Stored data
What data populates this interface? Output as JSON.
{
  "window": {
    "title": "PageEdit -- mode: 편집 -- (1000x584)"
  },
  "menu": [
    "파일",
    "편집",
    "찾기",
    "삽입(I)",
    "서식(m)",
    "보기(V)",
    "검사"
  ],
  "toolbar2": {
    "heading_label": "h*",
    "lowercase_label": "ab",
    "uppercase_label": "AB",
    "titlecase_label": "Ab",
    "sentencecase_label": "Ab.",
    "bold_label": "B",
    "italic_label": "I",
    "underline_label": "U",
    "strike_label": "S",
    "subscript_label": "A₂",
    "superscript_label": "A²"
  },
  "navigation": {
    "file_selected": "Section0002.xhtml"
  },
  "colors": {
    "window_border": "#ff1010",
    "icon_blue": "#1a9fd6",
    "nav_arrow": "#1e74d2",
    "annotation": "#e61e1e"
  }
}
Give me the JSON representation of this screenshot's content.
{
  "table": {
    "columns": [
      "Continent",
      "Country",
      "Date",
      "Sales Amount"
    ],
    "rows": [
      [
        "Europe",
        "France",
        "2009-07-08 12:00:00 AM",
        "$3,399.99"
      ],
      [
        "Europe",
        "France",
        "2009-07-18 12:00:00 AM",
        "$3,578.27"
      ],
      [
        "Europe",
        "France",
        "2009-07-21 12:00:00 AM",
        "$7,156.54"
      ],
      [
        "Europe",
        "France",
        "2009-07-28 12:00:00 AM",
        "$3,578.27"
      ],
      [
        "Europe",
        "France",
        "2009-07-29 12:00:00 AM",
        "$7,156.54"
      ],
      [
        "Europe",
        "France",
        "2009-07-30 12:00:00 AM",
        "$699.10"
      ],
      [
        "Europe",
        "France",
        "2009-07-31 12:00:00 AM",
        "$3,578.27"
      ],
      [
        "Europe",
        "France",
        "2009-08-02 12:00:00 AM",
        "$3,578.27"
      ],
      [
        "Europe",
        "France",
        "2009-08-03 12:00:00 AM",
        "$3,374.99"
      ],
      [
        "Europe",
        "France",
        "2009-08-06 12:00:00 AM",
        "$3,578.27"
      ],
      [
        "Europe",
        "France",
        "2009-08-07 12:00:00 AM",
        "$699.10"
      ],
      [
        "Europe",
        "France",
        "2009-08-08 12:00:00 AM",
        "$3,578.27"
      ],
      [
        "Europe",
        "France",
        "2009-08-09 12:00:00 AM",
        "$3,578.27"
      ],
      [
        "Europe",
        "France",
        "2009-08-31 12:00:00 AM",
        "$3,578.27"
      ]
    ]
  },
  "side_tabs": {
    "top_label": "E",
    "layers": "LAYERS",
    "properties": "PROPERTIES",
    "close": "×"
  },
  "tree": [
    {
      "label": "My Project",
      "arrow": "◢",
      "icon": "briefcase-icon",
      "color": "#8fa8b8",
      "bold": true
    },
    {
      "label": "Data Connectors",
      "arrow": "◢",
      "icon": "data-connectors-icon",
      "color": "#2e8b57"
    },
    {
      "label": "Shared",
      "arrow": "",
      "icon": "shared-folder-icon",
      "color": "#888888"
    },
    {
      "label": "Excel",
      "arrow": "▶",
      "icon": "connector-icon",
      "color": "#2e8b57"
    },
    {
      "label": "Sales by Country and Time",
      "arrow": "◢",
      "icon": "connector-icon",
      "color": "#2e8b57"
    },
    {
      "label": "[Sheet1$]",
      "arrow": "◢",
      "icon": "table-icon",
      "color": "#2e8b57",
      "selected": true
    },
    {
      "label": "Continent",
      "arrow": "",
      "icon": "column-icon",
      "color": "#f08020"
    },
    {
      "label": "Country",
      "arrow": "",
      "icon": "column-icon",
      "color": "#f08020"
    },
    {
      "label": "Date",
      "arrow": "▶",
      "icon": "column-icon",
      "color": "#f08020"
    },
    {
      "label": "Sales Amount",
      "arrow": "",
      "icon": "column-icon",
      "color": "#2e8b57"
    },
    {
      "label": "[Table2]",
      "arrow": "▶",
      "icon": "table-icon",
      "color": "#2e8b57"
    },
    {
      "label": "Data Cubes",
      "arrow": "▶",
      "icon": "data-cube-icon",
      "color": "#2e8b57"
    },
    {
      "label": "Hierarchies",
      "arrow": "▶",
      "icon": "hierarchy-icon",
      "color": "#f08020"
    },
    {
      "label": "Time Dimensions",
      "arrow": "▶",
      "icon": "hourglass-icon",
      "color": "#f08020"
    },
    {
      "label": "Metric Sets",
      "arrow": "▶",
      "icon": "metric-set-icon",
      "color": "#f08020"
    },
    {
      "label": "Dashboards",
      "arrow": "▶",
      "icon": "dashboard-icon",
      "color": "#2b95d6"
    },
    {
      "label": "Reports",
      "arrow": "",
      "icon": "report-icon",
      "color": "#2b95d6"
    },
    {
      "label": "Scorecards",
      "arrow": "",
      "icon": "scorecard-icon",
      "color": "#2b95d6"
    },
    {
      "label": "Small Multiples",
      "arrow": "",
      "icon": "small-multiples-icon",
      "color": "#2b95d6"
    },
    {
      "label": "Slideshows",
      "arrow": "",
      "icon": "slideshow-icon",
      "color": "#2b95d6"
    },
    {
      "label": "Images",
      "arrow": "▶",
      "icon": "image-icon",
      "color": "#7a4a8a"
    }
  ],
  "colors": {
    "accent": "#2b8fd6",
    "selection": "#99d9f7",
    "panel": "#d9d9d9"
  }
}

Given instruction: Track down all lines above with the string "Country" and copy them.

Written response:
      "Country",
      "label": "Sales by Country and Time",
      "label": "Country",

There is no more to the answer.